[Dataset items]
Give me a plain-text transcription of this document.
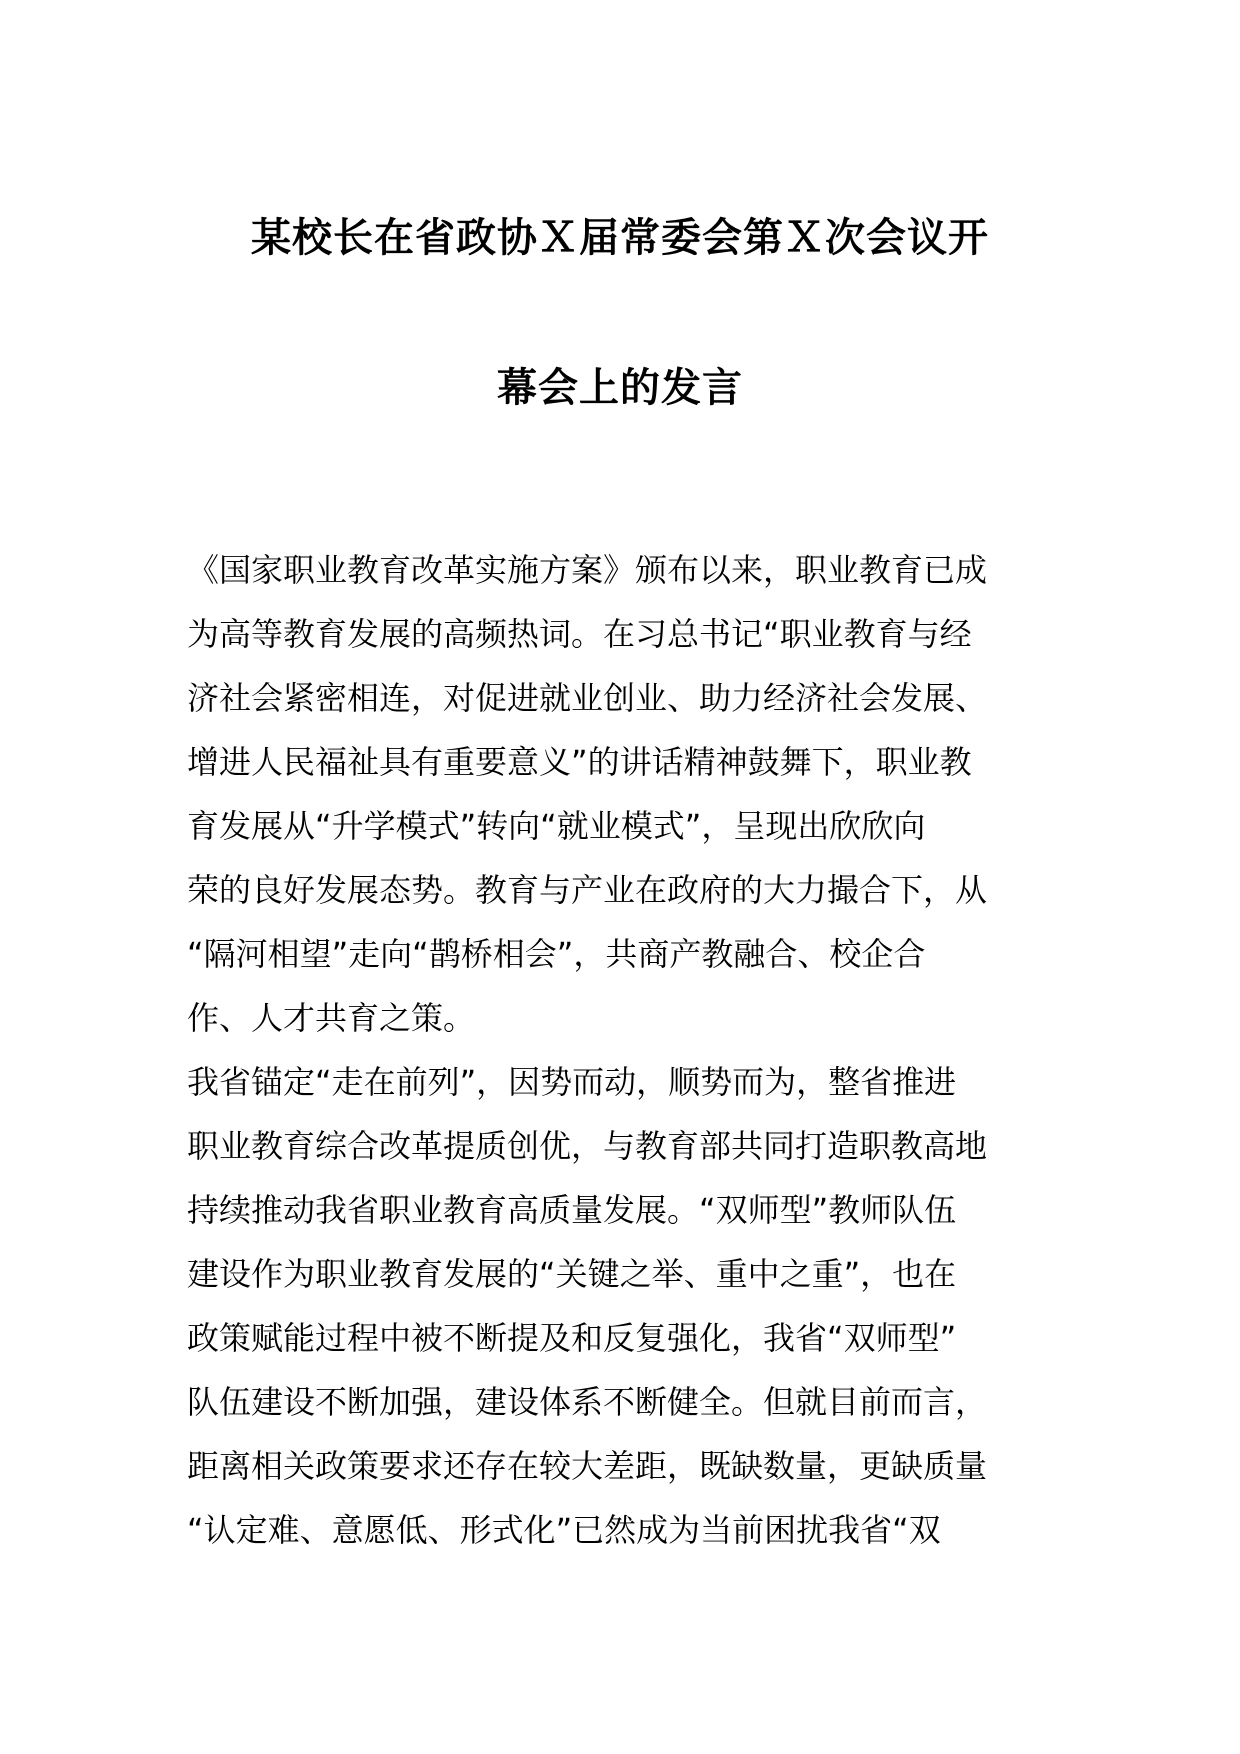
某校长在省政协Ｘ届常委会第Ｘ次会议开
幕会上的发言
《国家职业教育改革实施方案》颁布以来，职业教育已成
为高等教育发展的高频热词。在习总书记“职业教育与经
济社会紧密相连，对促进就业创业、助力经济社会发展、
增进人民福祉具有重要意义”的讲话精神鼓舞下，职业教
育发展从“升学模式”转向“就业模式”，呈现出欣欣向
荣的良好发展态势。教育与产业在政府的大力撮合下，从
“隔河相望”走向“鹊桥相会”，共商产教融合、校企合
作、人才共育之策。
我省锚定“走在前列”，因势而动，顺势而为，整省推进
职业教育综合改革提质创优，与教育部共同打造职教高地
持续推动我省职业教育高质量发展。“双师型”教师队伍
建设作为职业教育发展的“关键之举、重中之重”，也在
政策赋能过程中被不断提及和反复强化，我省“双师型”
队伍建设不断加强，建设体系不断健全。但就目前而言，
距离相关政策要求还存在较大差距，既缺数量，更缺质量
“认定难、意愿低、形式化”已然成为当前困扰我省“双
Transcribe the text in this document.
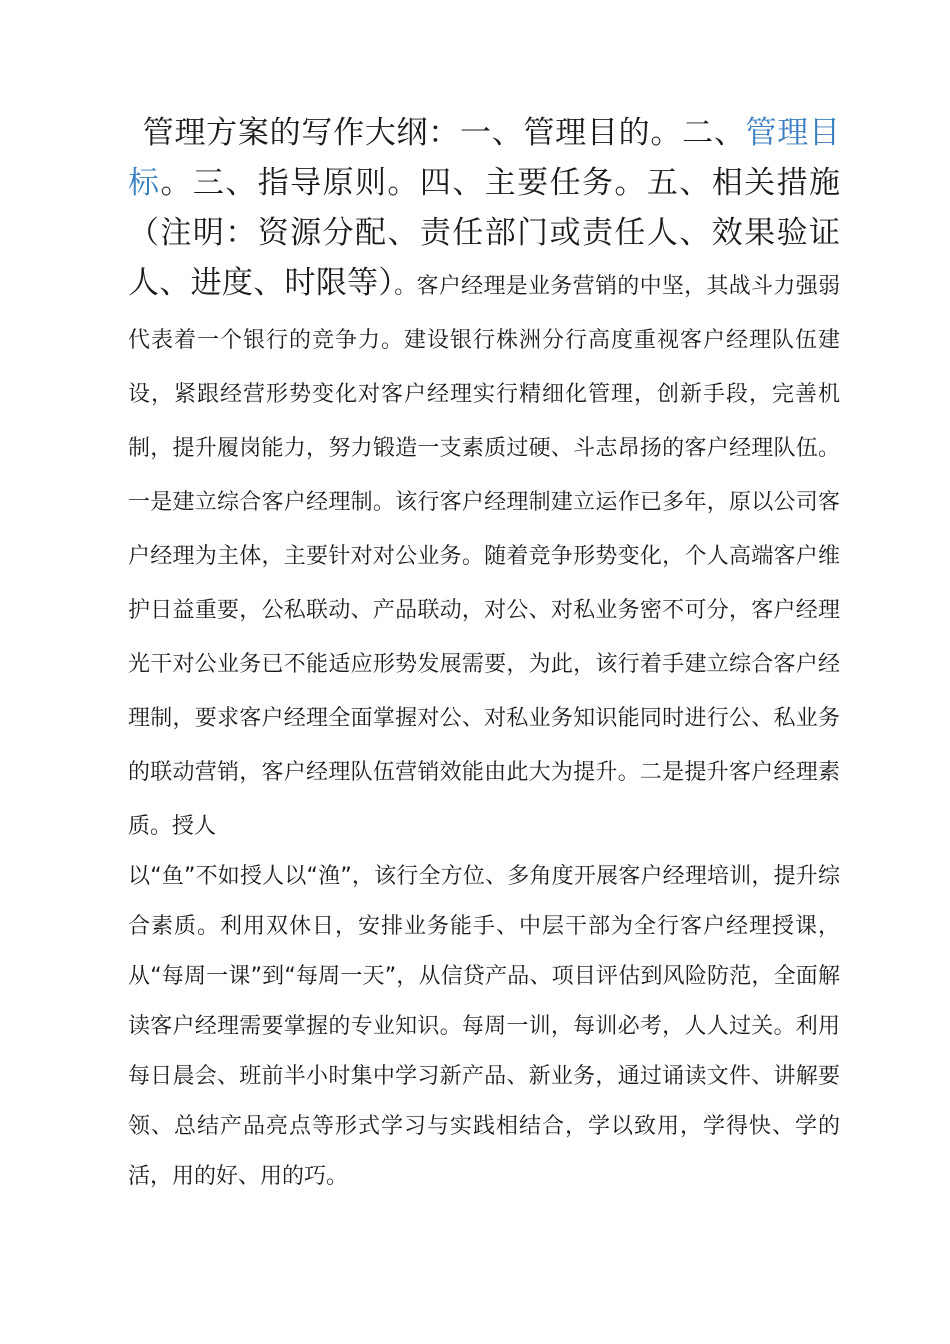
管理方案的写作大纲：一、管理目的。二、管理目标。三、指导原则。四、主要任务。五、相关措施（注明：资源分配、责任部门或责任人、效果验证人、进度、时限等）。客户经理是业务营销的中坚，其战斗力强弱代表着一个银行的竞争力。建设银行株洲分行高度重视客户经理队伍建设，紧跟经营形势变化对客户经理实行精细化管理，创新手段，完善机制，提升履岗能力，努力锻造一支素质过硬、斗志昂扬的客户经理队伍。一是建立综合客户经理制。该行客户经理制建立运作已多年，原以公司客户经理为主体，主要针对对公业务。随着竞争形势变化，个人高端客户维护日益重要，公私联动、产品联动，对公、对私业务密不可分，客户经理光干对公业务已不能适应形势发展需要，为此，该行着手建立综合客户经理制，要求客户经理全面掌握对公、对私业务知识能同时进行公、私业务的联动营销，客户经理队伍营销效能由此大为提升。二是提升客户经理素质。授人

以“鱼”不如授人以“渔”，该行全方位、多角度开展客户经理培训，提升综合素质。利用双休日，安排业务能手、中层干部为全行客户经理授课，从“每周一课”到“每周一天”，从信贷产品、项目评估到风险防范，全面解读客户经理需要掌握的专业知识。每周一训，每训必考，人人过关。利用每日晨会、班前半小时集中学习新产品、新业务，通过诵读文件、讲解要领、总结产品亮点等形式学习与实践相结合，学以致用，学得快、学的活，用的好、用的巧。
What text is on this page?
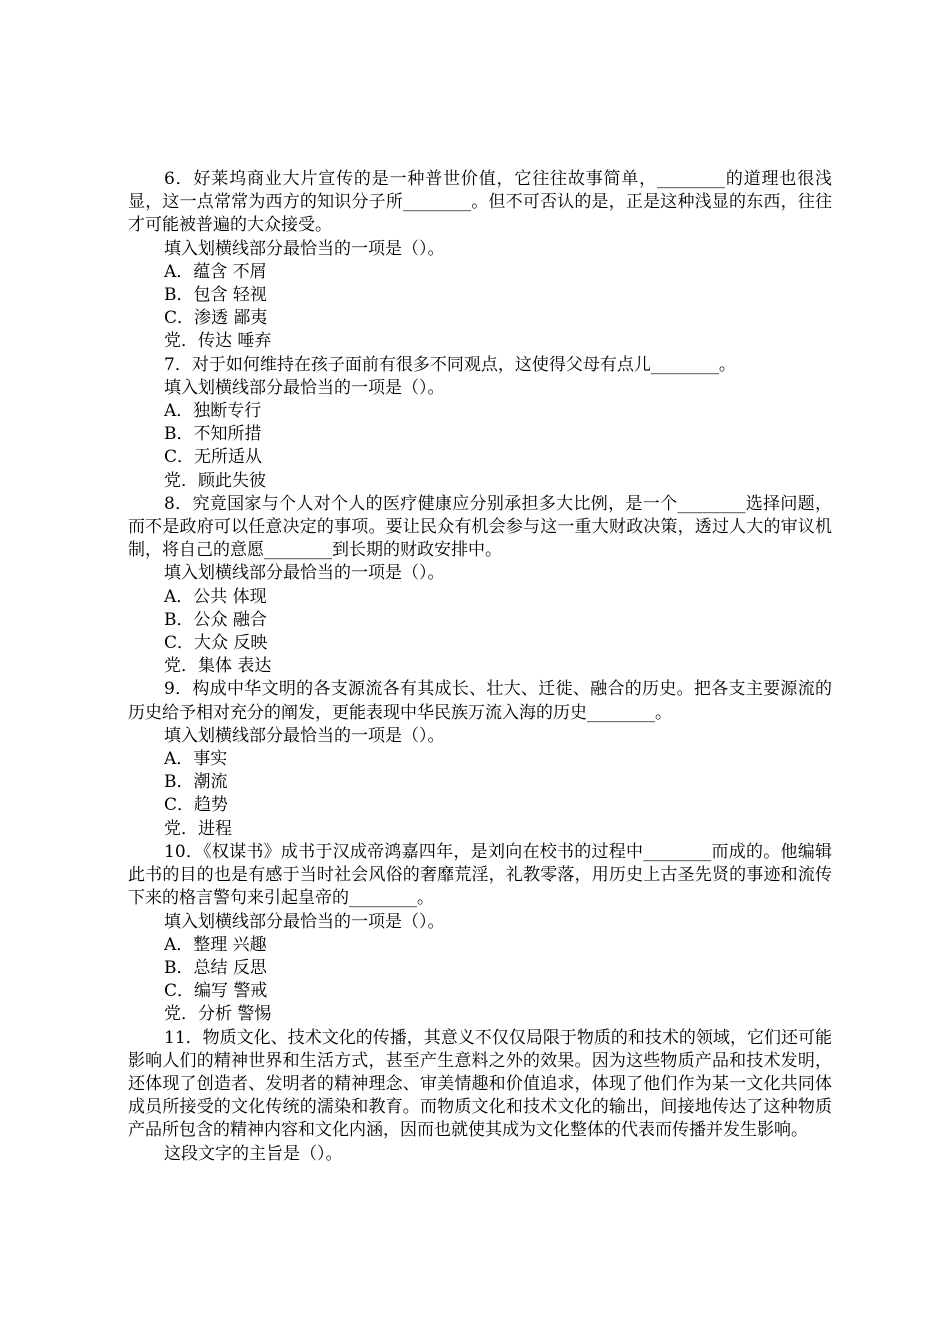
6．好莱坞商业大片宣传的是一种普世价值，它往往故事简单，________的道理也很浅显，这一点常常为西方的知识分子所________。但不可否认的是，正是这种浅显的东西，往往才可能被普遍的大众接受。

填入划横线部分最恰当的一项是（）。

A．蕴含 不屑

B．包含 轻视

C．渗透 鄙夷

党．传达 唾弃

7．对于如何维持在孩子面前有很多不同观点，这使得父母有点儿________。

填入划横线部分最恰当的一项是（）。

A．独断专行

B．不知所措

C．无所适从

党．顾此失彼

8．究竟国家与个人对个人的医疗健康应分别承担多大比例，是一个________选择问题，而不是政府可以任意决定的事项。要让民众有机会参与这一重大财政决策，透过人大的审议机制，将自己的意愿________到长期的财政安排中。

填入划横线部分最恰当的一项是（）。

A．公共 体现

B．公众 融合

C．大众 反映

党．集体 表达

9．构成中华文明的各支源流各有其成长、壮大、迁徙、融合的历史。把各支主要源流的历史给予相对充分的阐发，更能表现中华民族万流入海的历史________。

填入划横线部分最恰当的一项是（）。

A．事实

B．潮流

C．趋势

党．进程

10．《权谋书》成书于汉成帝鸿嘉四年，是刘向在校书的过程中________而成的。他编辑此书的目的也是有感于当时社会风俗的奢靡荒淫，礼教零落，用历史上古圣先贤的事迹和流传下来的格言警句来引起皇帝的________。

填入划横线部分最恰当的一项是（）。

A．整理 兴趣

B．总结 反思

C．编写 警戒

党．分析 警惕

11．物质文化、技术文化的传播，其意义不仅仅局限于物质的和技术的领域，它们还可能影响人们的精神世界和生活方式，甚至产生意料之外的效果。因为这些物质产品和技术发明，还体现了创造者、发明者的精神理念、审美情趣和价值追求，体现了他们作为某一文化共同体成员所接受的文化传统的濡染和教育。而物质文化和技术文化的输出，间接地传达了这种物质产品所包含的精神内容和文化内涵，因而也就使其成为文化整体的代表而传播并发生影响。

这段文字的主旨是（）。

→ **Short exercise**
Output the full set of records above without changing a word, and drop the images.

→ **Solution to this problem**
Give me a plain-text transcription of this document.
某校长在省政协Ｘ届常委会第Ｘ次会议开
幕会上的发言
《国家职业教育改革实施方案》颁布以来，职业教育已成
为高等教育发展的高频热词。在习总书记“职业教育与经
济社会紧密相连，对促进就业创业、助力经济社会发展、
增进人民福祉具有重要意义”的讲话精神鼓舞下，职业教
育发展从“升学模式”转向“就业模式”，呈现出欣欣向
荣的良好发展态势。教育与产业在政府的大力撮合下，从
“隔河相望”走向“鹊桥相会”，共商产教融合、校企合
作、人才共育之策。
我省锚定“走在前列”，因势而动，顺势而为，整省推进
职业教育综合改革提质创优，与教育部共同打造职教高地
持续推动我省职业教育高质量发展。“双师型”教师队伍
建设作为职业教育发展的“关键之举、重中之重”，也在
政策赋能过程中被不断提及和反复强化，我省“双师型”
队伍建设不断加强，建设体系不断健全。但就目前而言，
距离相关政策要求还存在较大差距，既缺数量，更缺质量
“认定难、意愿低、形式化”已然成为当前困扰我省“双
Transcribe the text in this document.
管理方案的写作大纲：一、管理目的。二、管理目标。三、指导原则。四、主要任务。五、相关措施（注明：资源分配、责任部门或责任人、效果验证人、进度、时限等）。客户经理是业务营销的中坚，其战斗力强弱代表着一个银行的竞争力。建设银行株洲分行高度重视客户经理队伍建设，紧跟经营形势变化对客户经理实行精细化管理，创新手段，完善机制，提升履岗能力，努力锻造一支素质过硬、斗志昂扬的客户经理队伍。一是建立综合客户经理制。该行客户经理制建立运作已多年，原以公司客户经理为主体，主要针对对公业务。随着竞争形势变化，个人高端客户维护日益重要，公私联动、产品联动，对公、对私业务密不可分，客户经理光干对公业务已不能适应形势发展需要，为此，该行着手建立综合客户经理制，要求客户经理全面掌握对公、对私业务知识能同时进行公、私业务的联动营销，客户经理队伍营销效能由此大为提升。二是提升客户经理素质。授人

以“鱼”不如授人以“渔”，该行全方位、多角度开展客户经理培训，提升综合素质。利用双休日，安排业务能手、中层干部为全行客户经理授课，从“每周一课”到“每周一天”，从信贷产品、项目评估到风险防范，全面解读客户经理需要掌握的专业知识。每周一训，每训必考，人人过关。利用每日晨会、班前半小时集中学习新产品、新业务，通过诵读文件、讲解要领、总结产品亮点等形式学习与实践相结合，学以致用，学得快、学的活，用的好、用的巧。
What text is on this page?
6．好莱坞商业大片宣传的是一种普世价值，它往往故事简单，________的道理也很浅显，这一点常常为西方的知识分子所________。但不可否认的是，正是这种浅显的东西，往往才可能被普遍的大众接受。

填入划横线部分最恰当的一项是（）。

A．蕴含 不屑

B．包含 轻视

C．渗透 鄙夷

党．传达 唾弃

7．对于如何维持在孩子面前有很多不同观点，这使得父母有点儿________。

填入划横线部分最恰当的一项是（）。

A．独断专行

B．不知所措

C．无所适从

党．顾此失彼

8．究竟国家与个人对个人的医疗健康应分别承担多大比例，是一个________选择问题，而不是政府可以任意决定的事项。要让民众有机会参与这一重大财政决策，透过人大的审议机制，将自己的意愿________到长期的财政安排中。

填入划横线部分最恰当的一项是（）。

A．公共 体现

B．公众 融合

C．大众 反映

党．集体 表达

9．构成中华文明的各支源流各有其成长、壮大、迁徙、融合的历史。把各支主要源流的历史给予相对充分的阐发，更能表现中华民族万流入海的历史________。

填入划横线部分最恰当的一项是（）。

A．事实

B．潮流

C．趋势

党．进程

10．《权谋书》成书于汉成帝鸿嘉四年，是刘向在校书的过程中________而成的。他编辑此书的目的也是有感于当时社会风俗的奢靡荒淫，礼教零落，用历史上古圣先贤的事迹和流传下来的格言警句来引起皇帝的________。

填入划横线部分最恰当的一项是（）。

A．整理 兴趣

B．总结 反思

C．编写 警戒

党．分析 警惕

11．物质文化、技术文化的传播，其意义不仅仅局限于物质的和技术的领域，它们还可能影响人们的精神世界和生活方式，甚至产生意料之外的效果。因为这些物质产品和技术发明，还体现了创造者、发明者的精神理念、审美情趣和价值追求，体现了他们作为某一文化共同体成员所接受的文化传统的濡染和教育。而物质文化和技术文化的输出，间接地传达了这种物质产品所包含的精神内容和文化内涵，因而也就使其成为文化整体的代表而传播并发生影响。

这段文字的主旨是（）。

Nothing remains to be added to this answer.